> **Provided data**
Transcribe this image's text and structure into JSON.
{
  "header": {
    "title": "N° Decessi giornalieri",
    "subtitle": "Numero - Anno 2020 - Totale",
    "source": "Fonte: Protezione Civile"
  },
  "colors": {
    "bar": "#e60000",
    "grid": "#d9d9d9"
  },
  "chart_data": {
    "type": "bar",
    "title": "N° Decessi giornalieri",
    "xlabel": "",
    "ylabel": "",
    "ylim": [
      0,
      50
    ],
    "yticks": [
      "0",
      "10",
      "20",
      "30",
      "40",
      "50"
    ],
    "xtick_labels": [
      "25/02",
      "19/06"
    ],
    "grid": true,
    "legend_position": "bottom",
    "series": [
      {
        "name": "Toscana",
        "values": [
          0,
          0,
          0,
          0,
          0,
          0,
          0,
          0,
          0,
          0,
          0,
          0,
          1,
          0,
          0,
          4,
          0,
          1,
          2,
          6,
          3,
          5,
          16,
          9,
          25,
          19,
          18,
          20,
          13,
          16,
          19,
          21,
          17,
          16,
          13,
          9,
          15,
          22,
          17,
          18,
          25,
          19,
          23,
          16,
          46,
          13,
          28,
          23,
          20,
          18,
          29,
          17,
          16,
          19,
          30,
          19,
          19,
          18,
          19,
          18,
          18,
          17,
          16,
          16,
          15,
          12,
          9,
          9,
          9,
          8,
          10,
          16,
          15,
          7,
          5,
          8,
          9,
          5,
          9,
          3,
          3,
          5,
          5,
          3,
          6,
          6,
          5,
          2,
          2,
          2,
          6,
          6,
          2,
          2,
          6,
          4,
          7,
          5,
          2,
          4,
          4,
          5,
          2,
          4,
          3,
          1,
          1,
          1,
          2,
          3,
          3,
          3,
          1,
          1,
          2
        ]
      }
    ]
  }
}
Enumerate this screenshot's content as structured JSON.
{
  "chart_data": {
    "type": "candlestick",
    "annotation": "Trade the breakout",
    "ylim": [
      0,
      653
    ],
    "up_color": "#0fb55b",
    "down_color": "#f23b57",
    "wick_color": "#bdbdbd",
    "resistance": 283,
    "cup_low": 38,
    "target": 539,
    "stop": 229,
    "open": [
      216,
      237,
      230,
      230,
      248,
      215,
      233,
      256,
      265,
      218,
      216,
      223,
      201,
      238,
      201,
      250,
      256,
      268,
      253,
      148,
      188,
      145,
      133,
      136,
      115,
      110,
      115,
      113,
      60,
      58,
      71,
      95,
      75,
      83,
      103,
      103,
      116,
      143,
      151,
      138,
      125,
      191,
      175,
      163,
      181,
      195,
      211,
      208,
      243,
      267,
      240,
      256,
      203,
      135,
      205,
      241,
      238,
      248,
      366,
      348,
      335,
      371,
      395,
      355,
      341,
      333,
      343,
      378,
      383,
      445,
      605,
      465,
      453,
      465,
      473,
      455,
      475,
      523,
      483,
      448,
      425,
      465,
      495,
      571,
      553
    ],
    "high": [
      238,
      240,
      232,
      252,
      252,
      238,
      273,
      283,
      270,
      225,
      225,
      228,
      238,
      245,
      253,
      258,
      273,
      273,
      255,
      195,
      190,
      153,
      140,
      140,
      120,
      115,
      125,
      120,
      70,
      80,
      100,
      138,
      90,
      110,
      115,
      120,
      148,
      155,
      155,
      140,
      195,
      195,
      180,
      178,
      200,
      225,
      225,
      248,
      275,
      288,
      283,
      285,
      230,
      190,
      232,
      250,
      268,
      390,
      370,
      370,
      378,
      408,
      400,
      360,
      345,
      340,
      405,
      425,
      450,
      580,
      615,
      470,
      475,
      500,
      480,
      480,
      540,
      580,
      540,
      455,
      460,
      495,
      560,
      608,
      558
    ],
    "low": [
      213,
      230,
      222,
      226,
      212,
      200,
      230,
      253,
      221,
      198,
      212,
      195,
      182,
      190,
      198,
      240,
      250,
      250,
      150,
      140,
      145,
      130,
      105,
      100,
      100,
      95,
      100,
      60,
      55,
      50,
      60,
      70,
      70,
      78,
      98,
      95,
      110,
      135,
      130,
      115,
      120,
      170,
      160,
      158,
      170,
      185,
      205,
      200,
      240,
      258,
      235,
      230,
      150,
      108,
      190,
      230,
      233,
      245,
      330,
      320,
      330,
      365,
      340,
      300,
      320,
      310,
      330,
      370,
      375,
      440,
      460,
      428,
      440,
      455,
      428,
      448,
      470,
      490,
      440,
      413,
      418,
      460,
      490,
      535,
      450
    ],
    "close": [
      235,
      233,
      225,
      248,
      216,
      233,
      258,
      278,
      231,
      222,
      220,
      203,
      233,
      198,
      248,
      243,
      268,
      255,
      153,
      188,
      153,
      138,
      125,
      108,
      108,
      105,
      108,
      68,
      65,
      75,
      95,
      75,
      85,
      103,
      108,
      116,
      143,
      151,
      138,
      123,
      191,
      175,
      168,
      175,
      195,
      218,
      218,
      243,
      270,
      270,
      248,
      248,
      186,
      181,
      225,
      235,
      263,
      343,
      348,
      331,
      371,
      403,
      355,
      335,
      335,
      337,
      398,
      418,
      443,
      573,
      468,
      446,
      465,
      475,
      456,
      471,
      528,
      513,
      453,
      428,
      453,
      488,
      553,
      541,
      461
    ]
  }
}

> **Task brief**
From the listing above, extract all records word for word.

> **Written reply**
Transcribe this image's text and structure into JSON.
{
  "header": {
    "title": "N° Decessi giornalieri",
    "subtitle": "Numero - Anno 2020 - Totale",
    "source": "Fonte: Protezione Civile"
  },
  "colors": {
    "bar": "#e60000",
    "grid": "#d9d9d9"
  },
  "chart_data": {
    "type": "bar",
    "title": "N° Decessi giornalieri",
    "xlabel": "",
    "ylabel": "",
    "ylim": [
      0,
      50
    ],
    "yticks": [
      "0",
      "10",
      "20",
      "30",
      "40",
      "50"
    ],
    "xtick_labels": [
      "25/02",
      "19/06"
    ],
    "grid": true,
    "legend_position": "bottom",
    "series": [
      {
        "name": "Toscana",
        "values": [
          0,
          0,
          0,
          0,
          0,
          0,
          0,
          0,
          0,
          0,
          0,
          0,
          1,
          0,
          0,
          4,
          0,
          1,
          2,
          6,
          3,
          5,
          16,
          9,
          25,
          19,
          18,
          20,
          13,
          16,
          19,
          21,
          17,
          16,
          13,
          9,
          15,
          22,
          17,
          18,
          25,
          19,
          23,
          16,
          46,
          13,
          28,
          23,
          20,
          18,
          29,
          17,
          16,
          19,
          30,
          19,
          19,
          18,
          19,
          18,
          18,
          17,
          16,
          16,
          15,
          12,
          9,
          9,
          9,
          8,
          10,
          16,
          15,
          7,
          5,
          8,
          9,
          5,
          9,
          3,
          3,
          5,
          5,
          3,
          6,
          6,
          5,
          2,
          2,
          2,
          6,
          6,
          2,
          2,
          6,
          4,
          7,
          5,
          2,
          4,
          4,
          5,
          2,
          4,
          3,
          1,
          1,
          1,
          2,
          3,
          3,
          3,
          1,
          1,
          2
        ]
      }
    ]
  }
}
Enumerate this screenshot's content as structured JSON.
{
  "chart_data": {
    "type": "candlestick",
    "annotation": "Trade the breakout",
    "ylim": [
      0,
      653
    ],
    "up_color": "#0fb55b",
    "down_color": "#f23b57",
    "wick_color": "#bdbdbd",
    "resistance": 283,
    "cup_low": 38,
    "target": 539,
    "stop": 229,
    "open": [
      216,
      237,
      230,
      230,
      248,
      215,
      233,
      256,
      265,
      218,
      216,
      223,
      201,
      238,
      201,
      250,
      256,
      268,
      253,
      148,
      188,
      145,
      133,
      136,
      115,
      110,
      115,
      113,
      60,
      58,
      71,
      95,
      75,
      83,
      103,
      103,
      116,
      143,
      151,
      138,
      125,
      191,
      175,
      163,
      181,
      195,
      211,
      208,
      243,
      267,
      240,
      256,
      203,
      135,
      205,
      241,
      238,
      248,
      366,
      348,
      335,
      371,
      395,
      355,
      341,
      333,
      343,
      378,
      383,
      445,
      605,
      465,
      453,
      465,
      473,
      455,
      475,
      523,
      483,
      448,
      425,
      465,
      495,
      571,
      553
    ],
    "high": [
      238,
      240,
      232,
      252,
      252,
      238,
      273,
      283,
      270,
      225,
      225,
      228,
      238,
      245,
      253,
      258,
      273,
      273,
      255,
      195,
      190,
      153,
      140,
      140,
      120,
      115,
      125,
      120,
      70,
      80,
      100,
      138,
      90,
      110,
      115,
      120,
      148,
      155,
      155,
      140,
      195,
      195,
      180,
      178,
      200,
      225,
      225,
      248,
      275,
      288,
      283,
      285,
      230,
      190,
      232,
      250,
      268,
      390,
      370,
      370,
      378,
      408,
      400,
      360,
      345,
      340,
      405,
      425,
      450,
      580,
      615,
      470,
      475,
      500,
      480,
      480,
      540,
      580,
      540,
      455,
      460,
      495,
      560,
      608,
      558
    ],
    "low": [
      213,
      230,
      222,
      226,
      212,
      200,
      230,
      253,
      221,
      198,
      212,
      195,
      182,
      190,
      198,
      240,
      250,
      250,
      150,
      140,
      145,
      130,
      105,
      100,
      100,
      95,
      100,
      60,
      55,
      50,
      60,
      70,
      70,
      78,
      98,
      95,
      110,
      135,
      130,
      115,
      120,
      170,
      160,
      158,
      170,
      185,
      205,
      200,
      240,
      258,
      235,
      230,
      150,
      108,
      190,
      230,
      233,
      245,
      330,
      320,
      330,
      365,
      340,
      300,
      320,
      310,
      330,
      370,
      375,
      440,
      460,
      428,
      440,
      455,
      428,
      448,
      470,
      490,
      440,
      413,
      418,
      460,
      490,
      535,
      450
    ],
    "close": [
      235,
      233,
      225,
      248,
      216,
      233,
      258,
      278,
      231,
      222,
      220,
      203,
      233,
      198,
      248,
      243,
      268,
      255,
      153,
      188,
      153,
      138,
      125,
      108,
      108,
      105,
      108,
      68,
      65,
      75,
      95,
      75,
      85,
      103,
      108,
      116,
      143,
      151,
      138,
      123,
      191,
      175,
      168,
      175,
      195,
      218,
      218,
      243,
      270,
      270,
      248,
      248,
      186,
      181,
      225,
      235,
      263,
      343,
      348,
      331,
      371,
      403,
      355,
      335,
      335,
      337,
      398,
      418,
      443,
      573,
      468,
      446,
      465,
      475,
      456,
      471,
      528,
      513,
      453,
      428,
      453,
      488,
      553,
      541,
      461
    ]
  }
}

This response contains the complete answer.